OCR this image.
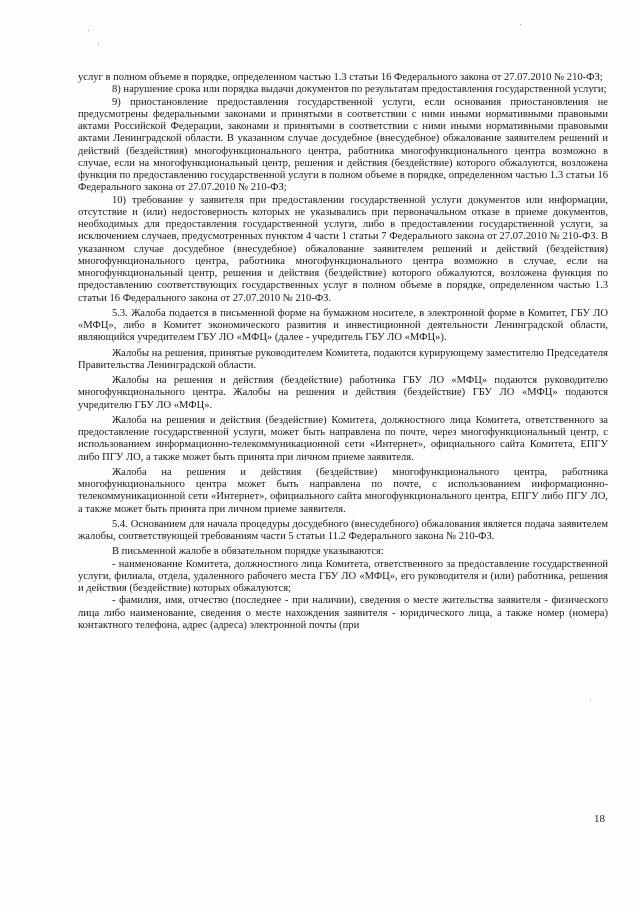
услуг в полном объеме в порядке, определенном частью 1.3 статьи 16 Федерального закона от 27.07.2010 № 210-ФЗ;

8) нарушение срока или порядка выдачи документов по результатам предоставления государственной услуги;

9) приостановление предоставления государственной услуги, если основания приостановления не предусмотрены федеральными законами и принятыми в соответствии с ними иными нормативными правовыми актами Российской Федерации, законами и принятыми в соответствии с ними иными нормативными правовыми актами Ленинградской области. В указанном случае досудебное (внесудебное) обжалование заявителем решений и действий (бездействия) многофункционального центра, работника многофункционального центра возможно в случае, если на многофункциональный центр, решения и действия (бездействие) которого обжалуются, возложена функция по предоставлению государственной услуги в полном объеме в порядке, определенном частью 1.3 статьи 16 Федерального закона от 27.07.2010 № 210-ФЗ;

10) требование у заявителя при предоставлении государственной услуги документов или информации, отсутствие и (или) недостоверность которых не указывались при первоначальном отказе в приеме документов, необходимых для предоставления государственной услуги, либо в предоставлении государственной услуги, за исключением случаев, предусмотренных пунктом 4 части 1 статьи 7 Федерального закона от 27.07.2010 № 210-ФЗ. В указанном случае досудебное (внесудебное) обжалование заявителем решений и действий (бездействия) многофункционального центра, работника многофункционального центра возможно в случае, если на многофункциональный центр, решения и действия (бездействие) которого обжалуются, возложена функция по предоставлению соответствующих государственных услуг в полном объеме в порядке, определенном частью 1.3 статьи 16 Федерального закона от 27.07.2010 № 210-ФЗ.

5.3. Жалоба подается в письменной форме на бумажном носителе, в электронной форме в Комитет, ГБУ ЛО «МФЦ», либо в Комитет экономического развития и инвестиционной деятельности Ленинградской области, являющийся учредителем ГБУ ЛО «МФЦ» (далее - учредитель ГБУ ЛО «МФЦ»).

Жалобы на решения, принятые руководителем Комитета, подаются курирующему заместителю Председателя Правительства Ленинградской области.

Жалобы на решения и действия (бездействие) работника ГБУ ЛО «МФЦ» подаются руководителю многофункционального центра. Жалобы на решения и действия (бездействие) ГБУ ЛО «МФЦ» подаются учредителю ГБУ ЛО «МФЦ».

Жалоба на решения и действия (бездействие) Комитета, должностного лица Комитета, ответственного за предоставление государственной услуги, может быть направлена по почте, через многофункциональный центр, с использованием информационно-телекоммуникационной сети «Интернет», официального сайта Комитета, ЕПГУ либо ПГУ ЛО, а также может быть принята при личном приеме заявителя.

Жалоба на решения и действия (бездействие) многофункционального центра, работника многофункционального центра может быть направлена по почте, с использованием информационно-телекоммуникационной сети «Интернет», официального сайта многофункционального центра, ЕПГУ либо ПГУ ЛО, а также может быть принята при личном приеме заявителя.

5.4. Основанием для начала процедуры досудебного (внесудебного) обжалования является подача заявителем жалобы, соответствующей требованиям части 5 статьи 11.2 Федерального закона № 210-ФЗ.

В письменной жалобе в обязательном порядке указываются:

- наименование Комитета, должностного лица Комитета, ответственного за предоставление государственной услуги, филиала, отдела, удаленного рабочего места ГБУ ЛО «МФЦ», его руководителя и (или) работника, решения и действия (бездействие) которых обжалуются;

- фамилия, имя, отчество (последнее - при наличии), сведения о месте жительства заявителя - физического лица либо наименование, сведения о месте нахождения заявителя - юридического лица, а также номер (номера) контактного телефона, адрес (адреса) электронной почты (при

18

══════════

- Task prompt: Copy out every line of the data that includes the word "письменной".

- Solution to this task:
5.3. Жалоба подается в письменной форме на бумажном носителе, в электронной форме в Комитет, ГБУ ЛО «МФЦ», либо в Комитет экономического развития и инвестиционной деятельности Ленинградской области, являющийся учредителем ГБУ ЛО «МФЦ» (далее - учредитель ГБУ ЛО «МФЦ»).
В письменной жалобе в обязательном порядке указываются:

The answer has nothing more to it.